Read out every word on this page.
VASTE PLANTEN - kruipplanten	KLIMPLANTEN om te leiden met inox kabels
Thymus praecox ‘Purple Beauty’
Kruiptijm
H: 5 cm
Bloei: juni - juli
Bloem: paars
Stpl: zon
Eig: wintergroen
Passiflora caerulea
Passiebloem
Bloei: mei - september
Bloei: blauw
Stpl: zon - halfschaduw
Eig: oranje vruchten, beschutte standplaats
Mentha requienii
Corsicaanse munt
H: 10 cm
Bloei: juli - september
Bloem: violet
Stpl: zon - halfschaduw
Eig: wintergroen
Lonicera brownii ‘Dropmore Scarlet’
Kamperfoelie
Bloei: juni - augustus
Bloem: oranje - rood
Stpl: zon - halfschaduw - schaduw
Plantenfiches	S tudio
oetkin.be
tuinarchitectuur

= Your task =
Reproduce the material in full, with no word added or dropped.

= Answer for the task =
Read out every word on this page.
VASTE PLANTEN - kruipplanten	KLIMPLANTEN om te leiden met inox kabels
Thymus praecox ‘Purple Beauty’
Kruiptijm
H: 5 cm
Bloei: juni - juli
Bloem: paars
Stpl: zon
Eig: wintergroen
Passiflora caerulea
Passiebloem
Bloei: mei - september
Bloei: blauw
Stpl: zon - halfschaduw
Eig: oranje vruchten, beschutte standplaats
Mentha requienii
Corsicaanse munt
H: 10 cm
Bloei: juli - september
Bloem: violet
Stpl: zon - halfschaduw
Eig: wintergroen
Lonicera brownii ‘Dropmore Scarlet’
Kamperfoelie
Bloei: juni - augustus
Bloem: oranje - rood
Stpl: zon - halfschaduw - schaduw
Plantenfiches	S tudio
oetkin.be
tuinarchitectuur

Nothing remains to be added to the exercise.